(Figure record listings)
++++++++++++++++++++

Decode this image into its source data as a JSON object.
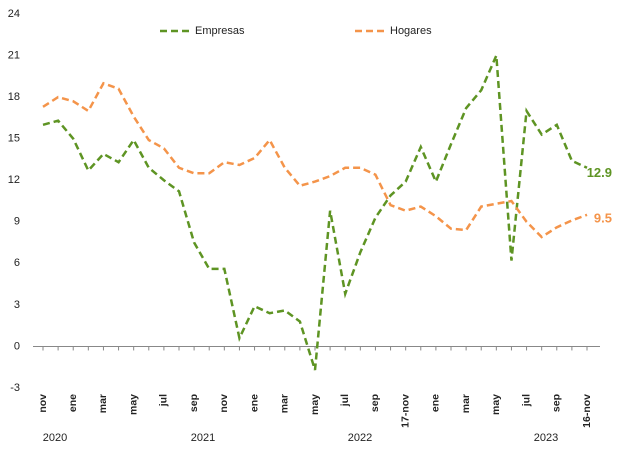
{
  "chart_data": {
    "type": "line",
    "categories": [
      "nov",
      null,
      "ene",
      null,
      "mar",
      null,
      "may",
      null,
      "jul",
      null,
      "sep",
      null,
      "nov",
      null,
      "ene",
      null,
      "mar",
      null,
      "may",
      null,
      "jul",
      null,
      "sep",
      null,
      "17-nov",
      null,
      "ene",
      null,
      "mar",
      null,
      "may",
      null,
      "jul",
      null,
      "sep",
      null,
      "16-nov"
    ],
    "year_labels": [
      "2020",
      "2021",
      "2022",
      "2023"
    ],
    "series": [
      {
        "name": "Empresas",
        "color": "#5e9423",
        "values": [
          16.0,
          16.3,
          15.0,
          12.7,
          13.9,
          13.3,
          14.9,
          12.9,
          12.0,
          11.2,
          7.5,
          5.6,
          5.6,
          0.6,
          2.9,
          2.4,
          2.6,
          1.8,
          -1.7,
          9.8,
          3.8,
          6.8,
          9.3,
          10.9,
          11.9,
          14.4,
          11.9,
          14.6,
          17.2,
          18.5,
          21.0,
          6.2,
          17.0,
          15.3,
          16.0,
          13.4,
          12.9
        ]
      },
      {
        "name": "Hogares",
        "color": "#f4944a",
        "values": [
          17.3,
          18.0,
          17.7,
          17.0,
          19.0,
          18.6,
          16.6,
          14.9,
          14.3,
          12.9,
          12.5,
          12.5,
          13.3,
          13.1,
          13.6,
          14.9,
          12.9,
          11.6,
          11.9,
          12.3,
          12.9,
          12.9,
          12.4,
          10.2,
          9.8,
          10.1,
          9.4,
          8.5,
          8.4,
          10.1,
          10.3,
          10.5,
          9.0,
          7.9,
          8.6,
          9.1,
          9.5
        ]
      }
    ],
    "ylim": [
      -3,
      24
    ],
    "yticks": [
      -3,
      0,
      3,
      6,
      9,
      12,
      15,
      18,
      21,
      24
    ]
  }
}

++++++++++++++++++++

#### [GOAL]
Repeat all of the data above word for word, minus the pictures.

#### [CORRECT RESULT]
Decode this image into its source data as a JSON object.
{
  "chart_data": {
    "type": "line",
    "categories": [
      "nov",
      null,
      "ene",
      null,
      "mar",
      null,
      "may",
      null,
      "jul",
      null,
      "sep",
      null,
      "nov",
      null,
      "ene",
      null,
      "mar",
      null,
      "may",
      null,
      "jul",
      null,
      "sep",
      null,
      "17-nov",
      null,
      "ene",
      null,
      "mar",
      null,
      "may",
      null,
      "jul",
      null,
      "sep",
      null,
      "16-nov"
    ],
    "year_labels": [
      "2020",
      "2021",
      "2022",
      "2023"
    ],
    "series": [
      {
        "name": "Empresas",
        "color": "#5e9423",
        "values": [
          16.0,
          16.3,
          15.0,
          12.7,
          13.9,
          13.3,
          14.9,
          12.9,
          12.0,
          11.2,
          7.5,
          5.6,
          5.6,
          0.6,
          2.9,
          2.4,
          2.6,
          1.8,
          -1.7,
          9.8,
          3.8,
          6.8,
          9.3,
          10.9,
          11.9,
          14.4,
          11.9,
          14.6,
          17.2,
          18.5,
          21.0,
          6.2,
          17.0,
          15.3,
          16.0,
          13.4,
          12.9
        ]
      },
      {
        "name": "Hogares",
        "color": "#f4944a",
        "values": [
          17.3,
          18.0,
          17.7,
          17.0,
          19.0,
          18.6,
          16.6,
          14.9,
          14.3,
          12.9,
          12.5,
          12.5,
          13.3,
          13.1,
          13.6,
          14.9,
          12.9,
          11.6,
          11.9,
          12.3,
          12.9,
          12.9,
          12.4,
          10.2,
          9.8,
          10.1,
          9.4,
          8.5,
          8.4,
          10.1,
          10.3,
          10.5,
          9.0,
          7.9,
          8.6,
          9.1,
          9.5
        ]
      }
    ],
    "ylim": [
      -3,
      24
    ],
    "yticks": [
      -3,
      0,
      3,
      6,
      9,
      12,
      15,
      18,
      21,
      24
    ]
  }
}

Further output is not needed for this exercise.